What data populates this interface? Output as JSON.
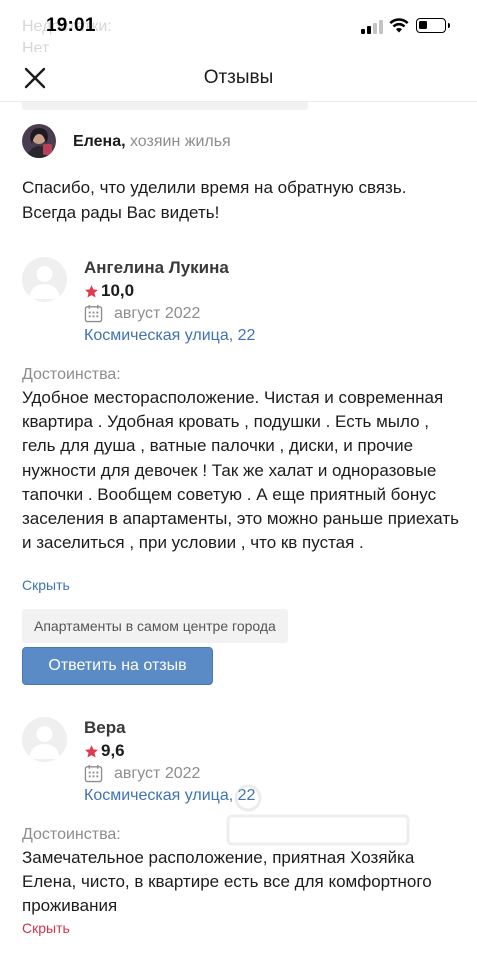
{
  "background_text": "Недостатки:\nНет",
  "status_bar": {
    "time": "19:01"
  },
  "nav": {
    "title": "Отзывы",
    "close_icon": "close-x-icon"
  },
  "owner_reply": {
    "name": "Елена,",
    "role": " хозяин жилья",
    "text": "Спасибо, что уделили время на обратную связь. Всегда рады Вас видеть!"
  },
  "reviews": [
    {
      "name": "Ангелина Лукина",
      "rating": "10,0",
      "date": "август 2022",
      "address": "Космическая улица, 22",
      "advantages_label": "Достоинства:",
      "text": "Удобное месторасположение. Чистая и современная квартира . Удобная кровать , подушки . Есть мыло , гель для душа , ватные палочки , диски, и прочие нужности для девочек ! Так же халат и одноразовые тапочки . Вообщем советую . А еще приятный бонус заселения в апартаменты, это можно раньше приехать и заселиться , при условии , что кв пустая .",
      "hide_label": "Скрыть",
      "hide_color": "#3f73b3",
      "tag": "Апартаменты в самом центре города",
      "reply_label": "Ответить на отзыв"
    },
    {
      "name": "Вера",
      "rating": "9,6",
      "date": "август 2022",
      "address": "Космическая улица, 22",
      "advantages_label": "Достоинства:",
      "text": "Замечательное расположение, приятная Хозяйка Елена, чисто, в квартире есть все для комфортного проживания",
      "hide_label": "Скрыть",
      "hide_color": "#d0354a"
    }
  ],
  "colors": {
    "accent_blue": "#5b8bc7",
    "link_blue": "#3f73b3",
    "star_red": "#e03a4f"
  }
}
——
# Given task
With the pictures omitted, reproduce the records in full and exactly.

# Answer in full
What data populates this interface? Output as JSON.
{
  "background_text": "Недостатки:\nНет",
  "status_bar": {
    "time": "19:01"
  },
  "nav": {
    "title": "Отзывы",
    "close_icon": "close-x-icon"
  },
  "owner_reply": {
    "name": "Елена,",
    "role": " хозяин жилья",
    "text": "Спасибо, что уделили время на обратную связь. Всегда рады Вас видеть!"
  },
  "reviews": [
    {
      "name": "Ангелина Лукина",
      "rating": "10,0",
      "date": "август 2022",
      "address": "Космическая улица, 22",
      "advantages_label": "Достоинства:",
      "text": "Удобное месторасположение. Чистая и современная квартира . Удобная кровать , подушки . Есть мыло , гель для душа , ватные палочки , диски, и прочие нужности для девочек ! Так же халат и одноразовые тапочки . Вообщем советую . А еще приятный бонус заселения в апартаменты, это можно раньше приехать и заселиться , при условии , что кв пустая .",
      "hide_label": "Скрыть",
      "hide_color": "#3f73b3",
      "tag": "Апартаменты в самом центре города",
      "reply_label": "Ответить на отзыв"
    },
    {
      "name": "Вера",
      "rating": "9,6",
      "date": "август 2022",
      "address": "Космическая улица, 22",
      "advantages_label": "Достоинства:",
      "text": "Замечательное расположение, приятная Хозяйка Елена, чисто, в квартире есть все для комфортного проживания",
      "hide_label": "Скрыть",
      "hide_color": "#d0354a"
    }
  ],
  "colors": {
    "accent_blue": "#5b8bc7",
    "link_blue": "#3f73b3",
    "star_red": "#e03a4f"
  }
}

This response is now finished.